_Set task_:
Reproduce every line of the records below without changing anything.

_The records_:

****************************************

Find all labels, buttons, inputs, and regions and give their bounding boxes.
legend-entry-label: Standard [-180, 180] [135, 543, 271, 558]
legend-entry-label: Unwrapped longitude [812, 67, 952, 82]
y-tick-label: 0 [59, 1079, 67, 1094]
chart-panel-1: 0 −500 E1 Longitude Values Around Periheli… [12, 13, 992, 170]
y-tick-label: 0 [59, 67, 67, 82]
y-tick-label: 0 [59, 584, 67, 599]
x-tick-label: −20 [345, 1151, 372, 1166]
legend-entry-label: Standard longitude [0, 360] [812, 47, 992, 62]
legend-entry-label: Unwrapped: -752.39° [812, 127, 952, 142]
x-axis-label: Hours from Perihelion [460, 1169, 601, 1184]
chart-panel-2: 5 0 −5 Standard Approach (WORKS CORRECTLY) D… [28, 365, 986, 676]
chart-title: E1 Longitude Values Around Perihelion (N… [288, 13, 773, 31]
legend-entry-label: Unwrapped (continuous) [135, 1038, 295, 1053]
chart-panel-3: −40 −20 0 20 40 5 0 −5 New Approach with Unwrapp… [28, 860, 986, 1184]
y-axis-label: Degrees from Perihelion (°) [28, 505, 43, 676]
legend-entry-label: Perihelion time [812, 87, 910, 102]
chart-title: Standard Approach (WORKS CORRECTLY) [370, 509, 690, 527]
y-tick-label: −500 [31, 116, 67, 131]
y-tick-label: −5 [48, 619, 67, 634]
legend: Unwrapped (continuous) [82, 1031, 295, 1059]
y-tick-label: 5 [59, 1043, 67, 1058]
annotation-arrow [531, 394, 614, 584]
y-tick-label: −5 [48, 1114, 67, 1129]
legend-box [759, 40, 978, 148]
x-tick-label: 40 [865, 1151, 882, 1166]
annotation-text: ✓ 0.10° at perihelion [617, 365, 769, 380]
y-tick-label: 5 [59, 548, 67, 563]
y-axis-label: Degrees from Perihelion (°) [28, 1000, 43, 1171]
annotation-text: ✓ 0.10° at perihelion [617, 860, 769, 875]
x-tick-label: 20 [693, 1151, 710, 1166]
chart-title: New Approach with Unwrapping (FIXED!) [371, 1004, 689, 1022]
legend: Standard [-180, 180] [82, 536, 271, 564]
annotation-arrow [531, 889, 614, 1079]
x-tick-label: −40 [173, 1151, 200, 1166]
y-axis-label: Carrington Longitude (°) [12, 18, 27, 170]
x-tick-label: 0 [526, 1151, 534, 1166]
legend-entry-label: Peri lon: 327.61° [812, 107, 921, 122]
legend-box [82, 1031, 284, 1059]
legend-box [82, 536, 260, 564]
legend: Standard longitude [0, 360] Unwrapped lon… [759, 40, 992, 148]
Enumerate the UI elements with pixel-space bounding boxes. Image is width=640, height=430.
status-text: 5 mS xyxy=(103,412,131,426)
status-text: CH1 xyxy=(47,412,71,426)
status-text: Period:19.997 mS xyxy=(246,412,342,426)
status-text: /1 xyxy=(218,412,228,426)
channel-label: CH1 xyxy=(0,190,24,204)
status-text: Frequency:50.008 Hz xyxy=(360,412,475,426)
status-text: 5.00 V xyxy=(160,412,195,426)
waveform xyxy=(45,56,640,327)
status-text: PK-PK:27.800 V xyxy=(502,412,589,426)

****************************************

_Finished exercise_:
Find all labels, buttons, inputs, and regions and give their bounding boxes.
legend-entry-label: Standard [-180, 180] [135, 543, 271, 558]
legend-entry-label: Unwrapped longitude [812, 67, 952, 82]
y-tick-label: 0 [59, 1079, 67, 1094]
chart-panel-1: 0 −500 E1 Longitude Values Around Periheli… [12, 13, 992, 170]
y-tick-label: 0 [59, 67, 67, 82]
y-tick-label: 0 [59, 584, 67, 599]
x-tick-label: −20 [345, 1151, 372, 1166]
legend-entry-label: Standard longitude [0, 360] [812, 47, 992, 62]
legend-entry-label: Unwrapped: -752.39° [812, 127, 952, 142]
x-axis-label: Hours from Perihelion [460, 1169, 601, 1184]
chart-panel-2: 5 0 −5 Standard Approach (WORKS CORRECTLY) D… [28, 365, 986, 676]
chart-title: E1 Longitude Values Around Perihelion (N… [288, 13, 773, 31]
legend-entry-label: Unwrapped (continuous) [135, 1038, 295, 1053]
chart-panel-3: −40 −20 0 20 40 5 0 −5 New Approach with Unwrapp… [28, 860, 986, 1184]
y-axis-label: Degrees from Perihelion (°) [28, 505, 43, 676]
legend-entry-label: Perihelion time [812, 87, 910, 102]
chart-title: Standard Approach (WORKS CORRECTLY) [370, 509, 690, 527]
y-tick-label: −500 [31, 116, 67, 131]
y-tick-label: −5 [48, 619, 67, 634]
legend: Unwrapped (continuous) [82, 1031, 295, 1059]
y-tick-label: 5 [59, 1043, 67, 1058]
annotation-arrow [531, 394, 614, 584]
y-tick-label: −5 [48, 1114, 67, 1129]
legend-box [759, 40, 978, 148]
x-tick-label: 40 [865, 1151, 882, 1166]
annotation-text: ✓ 0.10° at perihelion [617, 365, 769, 380]
y-tick-label: 5 [59, 548, 67, 563]
y-axis-label: Degrees from Perihelion (°) [28, 1000, 43, 1171]
annotation-text: ✓ 0.10° at perihelion [617, 860, 769, 875]
x-tick-label: 20 [693, 1151, 710, 1166]
chart-title: New Approach with Unwrapping (FIXED!) [371, 1004, 689, 1022]
legend: Standard [-180, 180] [82, 536, 271, 564]
annotation-arrow [531, 889, 614, 1079]
x-tick-label: −40 [173, 1151, 200, 1166]
y-axis-label: Carrington Longitude (°) [12, 18, 27, 170]
x-tick-label: 0 [526, 1151, 534, 1166]
legend-entry-label: Peri lon: 327.61° [812, 107, 921, 122]
legend-box [82, 1031, 284, 1059]
legend-box [82, 536, 260, 564]
legend: Standard longitude [0, 360] Unwrapped lon… [759, 40, 992, 148]
Enumerate the UI elements with pixel-space bounding boxes. Image is width=640, height=430.
status-text: 5 mS xyxy=(103,412,131,426)
status-text: CH1 xyxy=(47,412,71,426)
status-text: Period:19.997 mS xyxy=(246,412,342,426)
status-text: /1 xyxy=(218,412,228,426)
channel-label: CH1 xyxy=(0,190,24,204)
status-text: Frequency:50.008 Hz xyxy=(360,412,475,426)
status-text: 5.00 V xyxy=(160,412,195,426)
waveform xyxy=(45,56,640,327)
status-text: PK-PK:27.800 V xyxy=(502,412,589,426)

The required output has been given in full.